#### [Data provided]
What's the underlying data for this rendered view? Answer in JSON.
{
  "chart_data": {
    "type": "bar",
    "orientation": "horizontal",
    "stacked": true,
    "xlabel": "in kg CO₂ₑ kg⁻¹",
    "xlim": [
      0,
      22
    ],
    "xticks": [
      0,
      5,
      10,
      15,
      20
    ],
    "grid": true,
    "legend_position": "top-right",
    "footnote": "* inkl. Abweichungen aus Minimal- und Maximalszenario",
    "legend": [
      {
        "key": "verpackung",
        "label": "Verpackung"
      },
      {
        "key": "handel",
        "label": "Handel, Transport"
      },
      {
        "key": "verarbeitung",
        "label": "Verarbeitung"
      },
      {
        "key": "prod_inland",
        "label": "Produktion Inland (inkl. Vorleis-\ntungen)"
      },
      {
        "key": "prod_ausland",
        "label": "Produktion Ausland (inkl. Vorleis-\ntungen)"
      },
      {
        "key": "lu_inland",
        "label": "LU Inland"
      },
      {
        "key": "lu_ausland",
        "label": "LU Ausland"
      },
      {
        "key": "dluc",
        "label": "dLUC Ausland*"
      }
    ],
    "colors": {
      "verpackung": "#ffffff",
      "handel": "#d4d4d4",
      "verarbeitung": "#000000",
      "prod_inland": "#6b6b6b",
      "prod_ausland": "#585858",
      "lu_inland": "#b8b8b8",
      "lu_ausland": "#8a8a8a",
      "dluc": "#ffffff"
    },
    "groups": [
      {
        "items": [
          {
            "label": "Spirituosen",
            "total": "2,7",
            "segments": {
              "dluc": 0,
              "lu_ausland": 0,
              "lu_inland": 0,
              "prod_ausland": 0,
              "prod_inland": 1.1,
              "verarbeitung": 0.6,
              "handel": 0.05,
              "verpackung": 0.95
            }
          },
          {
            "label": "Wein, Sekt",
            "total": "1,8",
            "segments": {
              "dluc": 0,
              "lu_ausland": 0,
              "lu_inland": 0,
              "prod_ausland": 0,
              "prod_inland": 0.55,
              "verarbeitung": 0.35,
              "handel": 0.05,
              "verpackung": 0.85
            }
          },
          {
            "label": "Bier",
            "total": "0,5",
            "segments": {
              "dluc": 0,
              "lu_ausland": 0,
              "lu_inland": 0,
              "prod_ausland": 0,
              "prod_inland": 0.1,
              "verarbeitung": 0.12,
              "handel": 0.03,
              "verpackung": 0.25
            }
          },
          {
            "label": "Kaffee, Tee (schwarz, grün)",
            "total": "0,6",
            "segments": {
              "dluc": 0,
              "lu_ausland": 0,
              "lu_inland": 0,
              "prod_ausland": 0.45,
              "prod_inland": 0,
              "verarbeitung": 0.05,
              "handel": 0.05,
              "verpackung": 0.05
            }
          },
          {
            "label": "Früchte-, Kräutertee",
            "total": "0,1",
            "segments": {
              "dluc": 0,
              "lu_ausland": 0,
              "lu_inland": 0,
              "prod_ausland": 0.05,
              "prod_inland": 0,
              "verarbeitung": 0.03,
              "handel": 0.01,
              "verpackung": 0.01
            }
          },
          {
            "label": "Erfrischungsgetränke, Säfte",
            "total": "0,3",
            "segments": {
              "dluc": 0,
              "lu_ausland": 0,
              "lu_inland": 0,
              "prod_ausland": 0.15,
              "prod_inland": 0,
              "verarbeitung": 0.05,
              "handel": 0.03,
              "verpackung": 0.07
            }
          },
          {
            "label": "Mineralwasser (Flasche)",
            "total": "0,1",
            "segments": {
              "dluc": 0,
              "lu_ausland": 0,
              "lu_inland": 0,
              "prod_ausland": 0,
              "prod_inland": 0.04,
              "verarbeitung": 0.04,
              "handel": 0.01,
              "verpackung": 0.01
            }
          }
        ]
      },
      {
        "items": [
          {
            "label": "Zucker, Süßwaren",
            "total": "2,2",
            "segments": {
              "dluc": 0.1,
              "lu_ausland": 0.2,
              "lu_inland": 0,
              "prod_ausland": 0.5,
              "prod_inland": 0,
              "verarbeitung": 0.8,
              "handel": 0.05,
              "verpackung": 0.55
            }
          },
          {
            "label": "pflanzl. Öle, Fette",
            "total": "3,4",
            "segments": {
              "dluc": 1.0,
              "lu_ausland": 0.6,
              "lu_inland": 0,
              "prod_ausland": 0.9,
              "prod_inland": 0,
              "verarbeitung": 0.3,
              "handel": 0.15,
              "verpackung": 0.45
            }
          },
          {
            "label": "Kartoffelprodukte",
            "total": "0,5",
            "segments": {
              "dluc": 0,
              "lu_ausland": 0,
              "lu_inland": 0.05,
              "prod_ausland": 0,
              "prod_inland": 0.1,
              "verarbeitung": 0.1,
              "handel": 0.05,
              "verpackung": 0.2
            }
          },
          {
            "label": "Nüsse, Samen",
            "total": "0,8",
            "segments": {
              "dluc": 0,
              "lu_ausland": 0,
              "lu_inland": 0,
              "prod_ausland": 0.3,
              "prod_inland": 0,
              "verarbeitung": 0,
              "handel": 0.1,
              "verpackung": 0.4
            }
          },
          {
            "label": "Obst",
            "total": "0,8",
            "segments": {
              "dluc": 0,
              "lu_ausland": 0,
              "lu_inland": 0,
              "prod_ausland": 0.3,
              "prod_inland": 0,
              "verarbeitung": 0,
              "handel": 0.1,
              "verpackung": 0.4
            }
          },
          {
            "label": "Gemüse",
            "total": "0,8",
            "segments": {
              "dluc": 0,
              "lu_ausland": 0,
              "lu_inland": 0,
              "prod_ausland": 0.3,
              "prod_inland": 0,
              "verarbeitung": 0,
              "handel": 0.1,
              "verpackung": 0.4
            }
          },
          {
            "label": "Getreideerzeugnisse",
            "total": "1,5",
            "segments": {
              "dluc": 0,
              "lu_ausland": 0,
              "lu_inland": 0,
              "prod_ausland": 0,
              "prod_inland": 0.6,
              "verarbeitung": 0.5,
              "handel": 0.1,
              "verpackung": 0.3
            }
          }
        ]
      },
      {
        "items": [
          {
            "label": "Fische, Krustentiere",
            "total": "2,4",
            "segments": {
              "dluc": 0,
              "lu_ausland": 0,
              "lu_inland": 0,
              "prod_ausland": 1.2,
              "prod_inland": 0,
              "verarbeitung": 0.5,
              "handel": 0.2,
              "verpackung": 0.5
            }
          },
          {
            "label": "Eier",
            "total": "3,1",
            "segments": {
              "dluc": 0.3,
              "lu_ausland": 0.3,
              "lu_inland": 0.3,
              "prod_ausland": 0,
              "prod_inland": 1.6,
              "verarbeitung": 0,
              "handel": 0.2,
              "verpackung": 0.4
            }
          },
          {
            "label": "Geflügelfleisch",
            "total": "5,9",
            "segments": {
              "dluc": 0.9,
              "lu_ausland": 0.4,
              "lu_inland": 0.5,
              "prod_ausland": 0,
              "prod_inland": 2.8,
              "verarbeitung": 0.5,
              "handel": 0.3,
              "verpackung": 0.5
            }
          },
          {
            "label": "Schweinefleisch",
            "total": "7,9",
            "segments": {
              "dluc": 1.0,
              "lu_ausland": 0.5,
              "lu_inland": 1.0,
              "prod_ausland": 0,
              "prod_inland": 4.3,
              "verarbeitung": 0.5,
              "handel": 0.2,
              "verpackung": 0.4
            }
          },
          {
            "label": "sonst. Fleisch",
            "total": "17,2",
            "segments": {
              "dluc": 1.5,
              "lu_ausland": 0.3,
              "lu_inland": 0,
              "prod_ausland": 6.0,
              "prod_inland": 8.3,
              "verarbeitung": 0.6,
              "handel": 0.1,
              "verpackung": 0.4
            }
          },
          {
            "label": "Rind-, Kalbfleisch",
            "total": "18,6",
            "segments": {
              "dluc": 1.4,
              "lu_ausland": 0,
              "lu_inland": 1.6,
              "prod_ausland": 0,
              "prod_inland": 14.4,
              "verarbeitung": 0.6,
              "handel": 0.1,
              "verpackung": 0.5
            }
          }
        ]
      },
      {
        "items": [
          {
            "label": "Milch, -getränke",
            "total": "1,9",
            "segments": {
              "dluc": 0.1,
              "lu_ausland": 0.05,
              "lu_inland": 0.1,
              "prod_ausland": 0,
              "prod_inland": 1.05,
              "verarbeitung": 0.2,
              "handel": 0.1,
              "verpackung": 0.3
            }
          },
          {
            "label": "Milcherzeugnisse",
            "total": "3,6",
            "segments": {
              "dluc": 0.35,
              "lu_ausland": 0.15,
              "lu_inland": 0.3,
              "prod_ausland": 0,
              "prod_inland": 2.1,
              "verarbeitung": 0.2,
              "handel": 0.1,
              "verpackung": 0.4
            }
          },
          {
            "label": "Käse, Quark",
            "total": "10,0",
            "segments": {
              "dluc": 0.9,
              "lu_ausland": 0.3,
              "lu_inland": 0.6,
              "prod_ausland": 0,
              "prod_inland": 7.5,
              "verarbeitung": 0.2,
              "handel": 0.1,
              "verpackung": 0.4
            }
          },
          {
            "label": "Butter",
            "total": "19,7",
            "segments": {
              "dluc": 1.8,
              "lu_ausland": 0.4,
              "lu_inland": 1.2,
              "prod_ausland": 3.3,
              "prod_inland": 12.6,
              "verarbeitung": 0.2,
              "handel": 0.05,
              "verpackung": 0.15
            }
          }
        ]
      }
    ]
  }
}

#### [Task to complete]
Go through the records and gather the lines that hold "Produktion".

#### [Correct answer]
        "label": "Produktion Inland (inkl. Vorleis-\ntungen)"
        "label": "Produktion Ausland (inkl. Vorleis-\ntungen)"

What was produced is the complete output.